■ PROBLEM REQUIREMENTS: In the entries that follow, find the word "this" and report each line it is on.

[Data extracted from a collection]
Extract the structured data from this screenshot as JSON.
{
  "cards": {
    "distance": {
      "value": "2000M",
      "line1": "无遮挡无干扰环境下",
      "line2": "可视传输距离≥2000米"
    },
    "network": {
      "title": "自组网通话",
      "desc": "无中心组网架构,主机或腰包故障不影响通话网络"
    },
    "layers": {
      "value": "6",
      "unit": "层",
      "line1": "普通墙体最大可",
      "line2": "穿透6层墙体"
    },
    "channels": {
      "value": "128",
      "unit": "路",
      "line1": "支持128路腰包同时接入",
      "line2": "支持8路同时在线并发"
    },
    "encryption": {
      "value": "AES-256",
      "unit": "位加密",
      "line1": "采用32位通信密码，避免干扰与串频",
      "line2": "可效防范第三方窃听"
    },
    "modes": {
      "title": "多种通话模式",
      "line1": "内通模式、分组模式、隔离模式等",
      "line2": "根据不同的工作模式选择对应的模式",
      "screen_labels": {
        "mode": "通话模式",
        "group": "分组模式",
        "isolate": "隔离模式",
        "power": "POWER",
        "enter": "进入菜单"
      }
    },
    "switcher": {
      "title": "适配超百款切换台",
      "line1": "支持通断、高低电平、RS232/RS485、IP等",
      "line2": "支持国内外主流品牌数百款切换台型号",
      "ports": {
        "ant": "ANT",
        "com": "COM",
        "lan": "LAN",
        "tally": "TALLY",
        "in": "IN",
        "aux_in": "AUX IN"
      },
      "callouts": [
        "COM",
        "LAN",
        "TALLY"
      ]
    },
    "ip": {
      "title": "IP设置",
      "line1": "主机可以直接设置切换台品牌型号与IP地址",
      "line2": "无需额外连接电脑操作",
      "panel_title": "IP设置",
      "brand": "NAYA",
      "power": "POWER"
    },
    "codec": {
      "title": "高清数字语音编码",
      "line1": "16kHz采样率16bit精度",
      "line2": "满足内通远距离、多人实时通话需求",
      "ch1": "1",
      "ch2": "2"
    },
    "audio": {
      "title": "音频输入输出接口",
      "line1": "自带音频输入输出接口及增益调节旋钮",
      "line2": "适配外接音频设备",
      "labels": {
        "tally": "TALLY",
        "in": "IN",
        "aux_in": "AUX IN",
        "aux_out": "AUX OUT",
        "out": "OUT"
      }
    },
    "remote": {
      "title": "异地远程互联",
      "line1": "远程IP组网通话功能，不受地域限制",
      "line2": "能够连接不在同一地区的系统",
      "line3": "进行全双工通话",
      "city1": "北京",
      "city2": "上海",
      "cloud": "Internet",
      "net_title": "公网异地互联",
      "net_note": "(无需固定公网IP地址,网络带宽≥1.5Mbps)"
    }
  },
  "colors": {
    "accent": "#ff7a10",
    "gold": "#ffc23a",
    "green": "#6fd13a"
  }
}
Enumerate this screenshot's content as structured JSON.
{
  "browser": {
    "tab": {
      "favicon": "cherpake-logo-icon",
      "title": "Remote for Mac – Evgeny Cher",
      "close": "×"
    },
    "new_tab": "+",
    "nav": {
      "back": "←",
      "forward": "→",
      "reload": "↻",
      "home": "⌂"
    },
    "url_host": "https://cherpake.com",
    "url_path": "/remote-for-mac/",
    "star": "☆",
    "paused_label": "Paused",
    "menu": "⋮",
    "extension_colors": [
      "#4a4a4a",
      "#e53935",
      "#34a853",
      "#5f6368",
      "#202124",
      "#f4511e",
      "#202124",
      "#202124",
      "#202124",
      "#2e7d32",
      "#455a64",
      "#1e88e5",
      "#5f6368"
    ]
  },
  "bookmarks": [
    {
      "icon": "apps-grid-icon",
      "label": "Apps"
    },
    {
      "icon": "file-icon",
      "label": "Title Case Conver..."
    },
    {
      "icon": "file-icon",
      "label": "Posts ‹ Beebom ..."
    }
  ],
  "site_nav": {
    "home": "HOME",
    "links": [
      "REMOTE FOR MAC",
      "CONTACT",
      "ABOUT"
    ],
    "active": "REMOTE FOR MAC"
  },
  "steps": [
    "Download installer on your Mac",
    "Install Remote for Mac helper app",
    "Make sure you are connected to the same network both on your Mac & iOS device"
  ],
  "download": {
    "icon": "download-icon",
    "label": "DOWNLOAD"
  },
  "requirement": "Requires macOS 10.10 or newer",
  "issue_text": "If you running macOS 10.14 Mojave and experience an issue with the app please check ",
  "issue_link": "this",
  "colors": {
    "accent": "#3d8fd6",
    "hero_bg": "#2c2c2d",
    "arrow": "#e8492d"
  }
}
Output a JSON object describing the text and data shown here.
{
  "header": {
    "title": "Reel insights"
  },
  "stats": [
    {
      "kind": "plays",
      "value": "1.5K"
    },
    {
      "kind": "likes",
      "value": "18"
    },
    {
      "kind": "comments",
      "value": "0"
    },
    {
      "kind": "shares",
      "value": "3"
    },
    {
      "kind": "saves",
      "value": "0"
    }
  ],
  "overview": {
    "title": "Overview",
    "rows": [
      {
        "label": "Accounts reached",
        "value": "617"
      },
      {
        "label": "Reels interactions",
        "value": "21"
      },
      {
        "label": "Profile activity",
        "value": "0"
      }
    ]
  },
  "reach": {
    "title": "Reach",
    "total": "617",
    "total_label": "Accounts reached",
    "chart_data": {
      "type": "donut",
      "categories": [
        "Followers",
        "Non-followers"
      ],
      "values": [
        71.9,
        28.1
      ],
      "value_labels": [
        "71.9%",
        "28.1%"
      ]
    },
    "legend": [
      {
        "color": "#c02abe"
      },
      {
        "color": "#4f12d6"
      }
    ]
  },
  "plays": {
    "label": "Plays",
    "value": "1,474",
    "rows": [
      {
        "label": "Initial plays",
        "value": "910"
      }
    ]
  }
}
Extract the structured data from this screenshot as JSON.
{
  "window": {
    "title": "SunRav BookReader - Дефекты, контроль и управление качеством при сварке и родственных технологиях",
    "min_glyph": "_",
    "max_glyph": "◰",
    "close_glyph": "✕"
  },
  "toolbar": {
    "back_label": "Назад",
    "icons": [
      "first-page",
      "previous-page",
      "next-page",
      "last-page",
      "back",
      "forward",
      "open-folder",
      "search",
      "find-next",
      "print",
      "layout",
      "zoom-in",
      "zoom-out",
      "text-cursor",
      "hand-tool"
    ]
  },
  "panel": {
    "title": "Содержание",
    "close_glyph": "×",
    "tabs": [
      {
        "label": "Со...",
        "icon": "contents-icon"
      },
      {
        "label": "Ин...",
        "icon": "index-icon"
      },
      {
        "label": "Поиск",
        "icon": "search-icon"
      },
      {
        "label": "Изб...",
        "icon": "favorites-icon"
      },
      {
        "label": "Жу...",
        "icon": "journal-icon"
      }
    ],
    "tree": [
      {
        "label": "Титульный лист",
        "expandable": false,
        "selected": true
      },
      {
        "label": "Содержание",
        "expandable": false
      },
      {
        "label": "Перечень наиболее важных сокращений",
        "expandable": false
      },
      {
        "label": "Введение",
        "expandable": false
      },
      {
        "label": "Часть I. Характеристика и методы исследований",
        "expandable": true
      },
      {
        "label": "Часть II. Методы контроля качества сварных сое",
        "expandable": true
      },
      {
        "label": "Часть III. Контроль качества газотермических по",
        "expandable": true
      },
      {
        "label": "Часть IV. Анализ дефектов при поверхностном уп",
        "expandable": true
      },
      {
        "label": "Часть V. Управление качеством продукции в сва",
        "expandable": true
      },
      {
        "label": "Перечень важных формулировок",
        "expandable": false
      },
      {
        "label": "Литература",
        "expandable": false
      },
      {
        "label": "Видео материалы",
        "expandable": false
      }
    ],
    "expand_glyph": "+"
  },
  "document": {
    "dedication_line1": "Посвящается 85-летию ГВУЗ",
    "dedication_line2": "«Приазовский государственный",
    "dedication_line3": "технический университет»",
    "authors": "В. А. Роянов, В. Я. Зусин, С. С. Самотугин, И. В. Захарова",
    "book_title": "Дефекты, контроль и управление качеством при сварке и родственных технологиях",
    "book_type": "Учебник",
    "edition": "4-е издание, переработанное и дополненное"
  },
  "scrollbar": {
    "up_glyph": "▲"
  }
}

■ RIGHT ANSWER:
Extract the structured data from this screenshot as JSON.
Enumerate this screenshot's content as structured JSON.
  "issue_link": "this",
Extract the structured data from this screenshot as JSON.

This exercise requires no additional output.